* begin *

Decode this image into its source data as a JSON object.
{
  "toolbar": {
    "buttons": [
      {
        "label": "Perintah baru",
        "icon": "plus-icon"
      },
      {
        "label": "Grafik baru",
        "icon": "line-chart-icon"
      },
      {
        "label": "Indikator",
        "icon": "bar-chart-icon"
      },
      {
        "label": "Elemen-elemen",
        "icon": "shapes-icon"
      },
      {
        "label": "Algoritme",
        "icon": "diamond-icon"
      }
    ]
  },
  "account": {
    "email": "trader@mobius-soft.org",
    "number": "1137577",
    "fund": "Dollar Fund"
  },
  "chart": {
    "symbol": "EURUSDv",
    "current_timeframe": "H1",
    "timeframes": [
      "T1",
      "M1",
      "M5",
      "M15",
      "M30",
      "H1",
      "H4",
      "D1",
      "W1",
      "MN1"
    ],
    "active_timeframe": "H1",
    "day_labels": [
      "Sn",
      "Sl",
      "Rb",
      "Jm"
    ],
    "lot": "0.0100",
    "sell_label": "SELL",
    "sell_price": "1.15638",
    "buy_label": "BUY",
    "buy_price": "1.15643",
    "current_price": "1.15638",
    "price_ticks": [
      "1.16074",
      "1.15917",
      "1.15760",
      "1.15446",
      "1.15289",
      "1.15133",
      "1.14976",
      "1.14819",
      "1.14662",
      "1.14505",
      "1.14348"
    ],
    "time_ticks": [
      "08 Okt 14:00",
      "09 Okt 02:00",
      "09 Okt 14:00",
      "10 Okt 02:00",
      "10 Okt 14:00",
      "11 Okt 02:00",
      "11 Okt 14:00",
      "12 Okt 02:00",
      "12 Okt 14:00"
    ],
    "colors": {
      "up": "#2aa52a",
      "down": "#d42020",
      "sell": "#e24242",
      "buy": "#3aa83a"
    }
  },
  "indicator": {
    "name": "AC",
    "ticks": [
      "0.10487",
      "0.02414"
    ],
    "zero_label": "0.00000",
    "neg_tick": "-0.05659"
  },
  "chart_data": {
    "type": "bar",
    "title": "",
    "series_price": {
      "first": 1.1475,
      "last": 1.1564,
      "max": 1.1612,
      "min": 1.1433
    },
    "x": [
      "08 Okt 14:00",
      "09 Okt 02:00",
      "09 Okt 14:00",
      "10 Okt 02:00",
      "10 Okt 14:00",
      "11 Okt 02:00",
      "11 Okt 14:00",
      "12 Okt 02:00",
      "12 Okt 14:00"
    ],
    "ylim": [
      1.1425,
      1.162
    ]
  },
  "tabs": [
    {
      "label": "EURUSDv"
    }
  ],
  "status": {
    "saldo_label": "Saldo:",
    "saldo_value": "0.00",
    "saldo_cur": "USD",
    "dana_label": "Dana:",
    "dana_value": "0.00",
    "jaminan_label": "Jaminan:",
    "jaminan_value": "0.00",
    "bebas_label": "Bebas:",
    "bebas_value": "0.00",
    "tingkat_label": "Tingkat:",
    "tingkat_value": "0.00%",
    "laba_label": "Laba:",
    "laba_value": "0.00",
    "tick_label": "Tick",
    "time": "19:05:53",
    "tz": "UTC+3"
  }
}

* end *

Task brief
Extract all of the data exactly as written.

Task output
Decode this image into its source data as a JSON object.
{
  "toolbar": {
    "buttons": [
      {
        "label": "Perintah baru",
        "icon": "plus-icon"
      },
      {
        "label": "Grafik baru",
        "icon": "line-chart-icon"
      },
      {
        "label": "Indikator",
        "icon": "bar-chart-icon"
      },
      {
        "label": "Elemen-elemen",
        "icon": "shapes-icon"
      },
      {
        "label": "Algoritme",
        "icon": "diamond-icon"
      }
    ]
  },
  "account": {
    "email": "trader@mobius-soft.org",
    "number": "1137577",
    "fund": "Dollar Fund"
  },
  "chart": {
    "symbol": "EURUSDv",
    "current_timeframe": "H1",
    "timeframes": [
      "T1",
      "M1",
      "M5",
      "M15",
      "M30",
      "H1",
      "H4",
      "D1",
      "W1",
      "MN1"
    ],
    "active_timeframe": "H1",
    "day_labels": [
      "Sn",
      "Sl",
      "Rb",
      "Jm"
    ],
    "lot": "0.0100",
    "sell_label": "SELL",
    "sell_price": "1.15638",
    "buy_label": "BUY",
    "buy_price": "1.15643",
    "current_price": "1.15638",
    "price_ticks": [
      "1.16074",
      "1.15917",
      "1.15760",
      "1.15446",
      "1.15289",
      "1.15133",
      "1.14976",
      "1.14819",
      "1.14662",
      "1.14505",
      "1.14348"
    ],
    "time_ticks": [
      "08 Okt 14:00",
      "09 Okt 02:00",
      "09 Okt 14:00",
      "10 Okt 02:00",
      "10 Okt 14:00",
      "11 Okt 02:00",
      "11 Okt 14:00",
      "12 Okt 02:00",
      "12 Okt 14:00"
    ],
    "colors": {
      "up": "#2aa52a",
      "down": "#d42020",
      "sell": "#e24242",
      "buy": "#3aa83a"
    }
  },
  "indicator": {
    "name": "AC",
    "ticks": [
      "0.10487",
      "0.02414"
    ],
    "zero_label": "0.00000",
    "neg_tick": "-0.05659"
  },
  "chart_data": {
    "type": "bar",
    "title": "",
    "series_price": {
      "first": 1.1475,
      "last": 1.1564,
      "max": 1.1612,
      "min": 1.1433
    },
    "x": [
      "08 Okt 14:00",
      "09 Okt 02:00",
      "09 Okt 14:00",
      "10 Okt 02:00",
      "10 Okt 14:00",
      "11 Okt 02:00",
      "11 Okt 14:00",
      "12 Okt 02:00",
      "12 Okt 14:00"
    ],
    "ylim": [
      1.1425,
      1.162
    ]
  },
  "tabs": [
    {
      "label": "EURUSDv"
    }
  ],
  "status": {
    "saldo_label": "Saldo:",
    "saldo_value": "0.00",
    "saldo_cur": "USD",
    "dana_label": "Dana:",
    "dana_value": "0.00",
    "jaminan_label": "Jaminan:",
    "jaminan_value": "0.00",
    "bebas_label": "Bebas:",
    "bebas_value": "0.00",
    "tingkat_label": "Tingkat:",
    "tingkat_value": "0.00%",
    "laba_label": "Laba:",
    "laba_value": "0.00",
    "tick_label": "Tick",
    "time": "19:05:53",
    "tz": "UTC+3"
  }
}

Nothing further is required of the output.